What you have to do
Exactly as they appear, output all of the records. Skip any images.

════════════════

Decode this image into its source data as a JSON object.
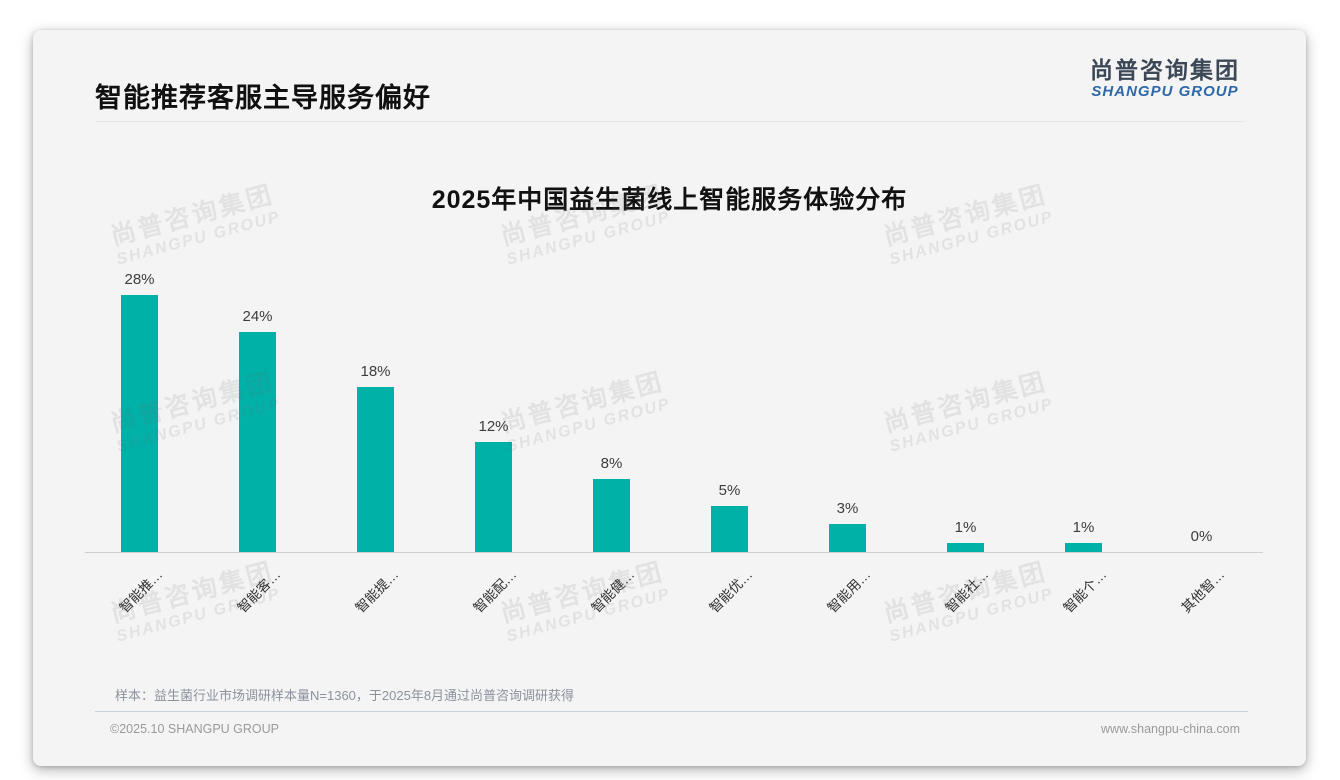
{
  "page": {
    "title": "智能推荐客服主导服务偏好",
    "logo": {
      "cn": "尚普咨询集团",
      "en": "SHANGPU GROUP"
    },
    "watermark": {
      "cn": "尚普咨询集团",
      "en": "SHANGPU GROUP"
    },
    "footnote": "样本：益生菌行业市场调研样本量N=1360，于2025年8月通过尚普咨询调研获得",
    "footer": {
      "left": "©2025.10 SHANGPU GROUP",
      "right": "www.shangpu-china.com"
    },
    "colors": {
      "accent_teal": "#00b1a8",
      "logo_blue": "#2e68a8",
      "logo_dark": "#3c4856",
      "card_bg": "#f4f4f4"
    }
  },
  "chart_data": {
    "type": "bar",
    "title": "2025年中国益生菌线上智能服务体验分布",
    "categories": [
      "智能推…",
      "智能客…",
      "智能提…",
      "智能配…",
      "智能健…",
      "智能优…",
      "智能用…",
      "智能社…",
      "智能个…",
      "其他智…"
    ],
    "values": [
      28,
      24,
      18,
      12,
      8,
      5,
      3,
      1,
      1,
      0
    ],
    "value_labels": [
      "28%",
      "24%",
      "18%",
      "12%",
      "8%",
      "5%",
      "3%",
      "1%",
      "1%",
      "0%"
    ],
    "xlabel": "",
    "ylabel": "",
    "ylim": [
      0,
      30
    ],
    "grid": false,
    "legend": "none",
    "bar_color": "#00b1a8",
    "label_rotation_deg": 45
  }
}
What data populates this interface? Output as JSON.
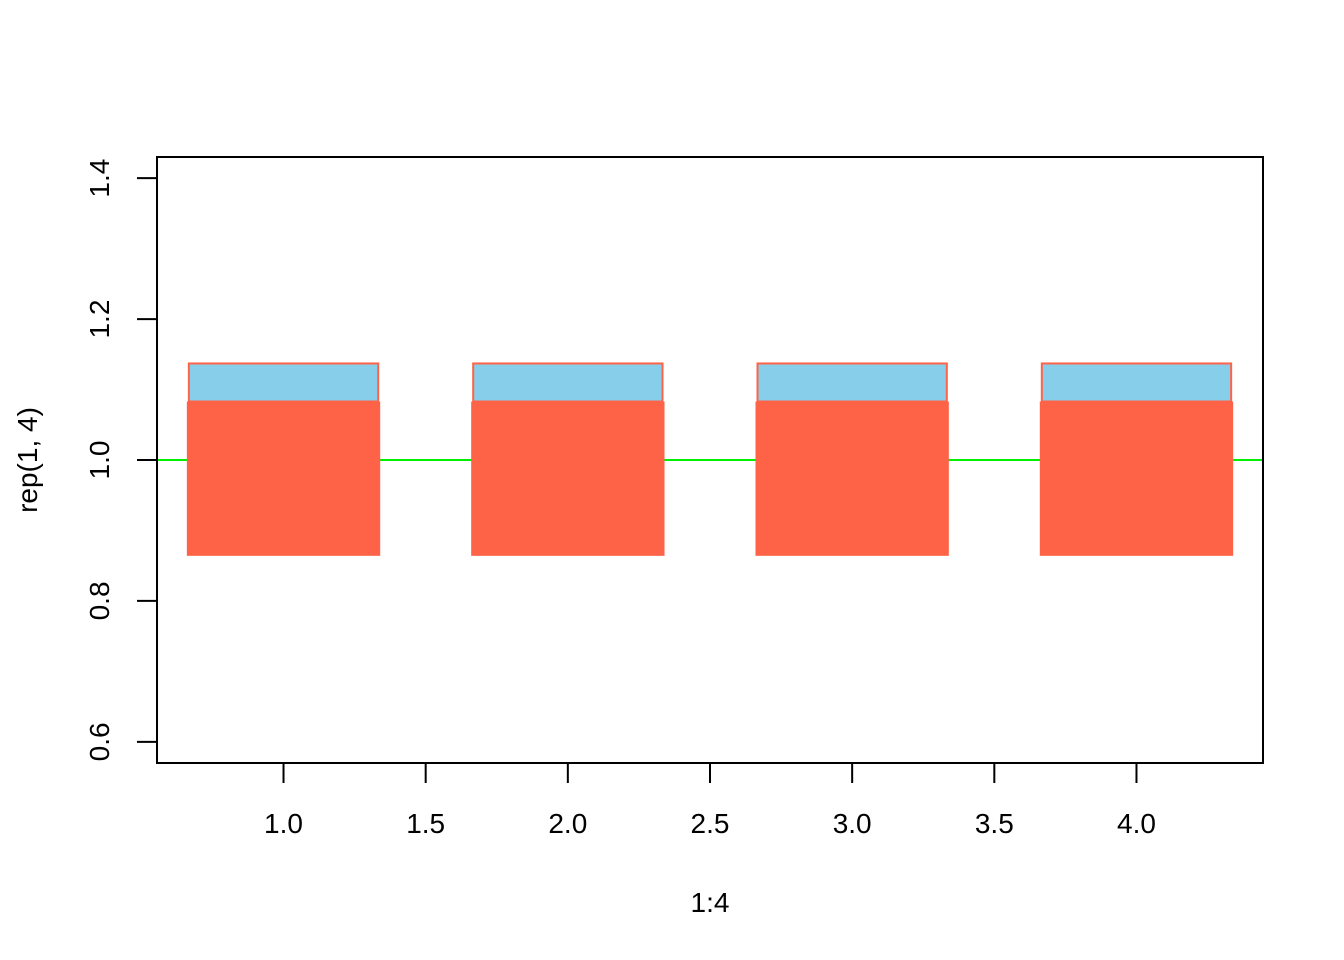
{
  "chart_data": {
    "type": "bar",
    "xlabel": "1:4",
    "ylabel": "rep(1, 4)",
    "xlim": [
      0.555,
      4.445
    ],
    "ylim": [
      0.57,
      1.43
    ],
    "x_ticks": [
      "1.0",
      "1.5",
      "2.0",
      "2.5",
      "3.0",
      "3.5",
      "4.0"
    ],
    "x_tick_values": [
      1.0,
      1.5,
      2.0,
      2.5,
      3.0,
      3.5,
      4.0
    ],
    "y_ticks": [
      "0.6",
      "0.8",
      "1.0",
      "1.2",
      "1.4"
    ],
    "y_tick_values": [
      0.6,
      0.8,
      1.0,
      1.2,
      1.4
    ],
    "x": [
      1,
      2,
      3,
      4
    ],
    "bar_halfwidth": 0.34,
    "boxes": [
      {
        "x": 1,
        "ymin": 0.864,
        "ymid": 1.083,
        "ymax": 1.137
      },
      {
        "x": 2,
        "ymin": 0.864,
        "ymid": 1.083,
        "ymax": 1.137
      },
      {
        "x": 3,
        "ymin": 0.864,
        "ymid": 1.083,
        "ymax": 1.137
      },
      {
        "x": 4,
        "ymin": 0.864,
        "ymid": 1.083,
        "ymax": 1.137
      }
    ],
    "reference_line_y": 1.0,
    "grid": false,
    "colors": {
      "lower_fill": "#FF6347",
      "upper_fill": "#87CEEB",
      "reference_line": "#00EE00",
      "axes": "#000000"
    }
  }
}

════════════════

Result of the exercise
Decode this image into its source data as a JSON object.
{
  "page": {
    "title": "智能推荐客服主导服务偏好",
    "logo": {
      "cn": "尚普咨询集团",
      "en": "SHANGPU GROUP"
    },
    "watermark": {
      "cn": "尚普咨询集团",
      "en": "SHANGPU GROUP"
    },
    "footnote": "样本：益生菌行业市场调研样本量N=1360，于2025年8月通过尚普咨询调研获得",
    "footer": {
      "left": "©2025.10 SHANGPU GROUP",
      "right": "www.shangpu-china.com"
    },
    "colors": {
      "accent_teal": "#00b1a8",
      "logo_blue": "#2e68a8",
      "logo_dark": "#3c4856",
      "card_bg": "#f4f4f4"
    }
  },
  "chart_data": {
    "type": "bar",
    "title": "2025年中国益生菌线上智能服务体验分布",
    "categories": [
      "智能推…",
      "智能客…",
      "智能提…",
      "智能配…",
      "智能健…",
      "智能优…",
      "智能用…",
      "智能社…",
      "智能个…",
      "其他智…"
    ],
    "values": [
      28,
      24,
      18,
      12,
      8,
      5,
      3,
      1,
      1,
      0
    ],
    "value_labels": [
      "28%",
      "24%",
      "18%",
      "12%",
      "8%",
      "5%",
      "3%",
      "1%",
      "1%",
      "0%"
    ],
    "xlabel": "",
    "ylabel": "",
    "ylim": [
      0,
      30
    ],
    "grid": false,
    "legend": "none",
    "bar_color": "#00b1a8",
    "label_rotation_deg": 45
  }
}
What data populates this interface? Output as JSON.
{
  "chart_data": {
    "type": "bar",
    "xlabel": "1:4",
    "ylabel": "rep(1, 4)",
    "xlim": [
      0.555,
      4.445
    ],
    "ylim": [
      0.57,
      1.43
    ],
    "x_ticks": [
      "1.0",
      "1.5",
      "2.0",
      "2.5",
      "3.0",
      "3.5",
      "4.0"
    ],
    "x_tick_values": [
      1.0,
      1.5,
      2.0,
      2.5,
      3.0,
      3.5,
      4.0
    ],
    "y_ticks": [
      "0.6",
      "0.8",
      "1.0",
      "1.2",
      "1.4"
    ],
    "y_tick_values": [
      0.6,
      0.8,
      1.0,
      1.2,
      1.4
    ],
    "x": [
      1,
      2,
      3,
      4
    ],
    "bar_halfwidth": 0.34,
    "boxes": [
      {
        "x": 1,
        "ymin": 0.864,
        "ymid": 1.083,
        "ymax": 1.137
      },
      {
        "x": 2,
        "ymin": 0.864,
        "ymid": 1.083,
        "ymax": 1.137
      },
      {
        "x": 3,
        "ymin": 0.864,
        "ymid": 1.083,
        "ymax": 1.137
      },
      {
        "x": 4,
        "ymin": 0.864,
        "ymid": 1.083,
        "ymax": 1.137
      }
    ],
    "reference_line_y": 1.0,
    "grid": false,
    "colors": {
      "lower_fill": "#FF6347",
      "upper_fill": "#87CEEB",
      "reference_line": "#00EE00",
      "axes": "#000000"
    }
  }
}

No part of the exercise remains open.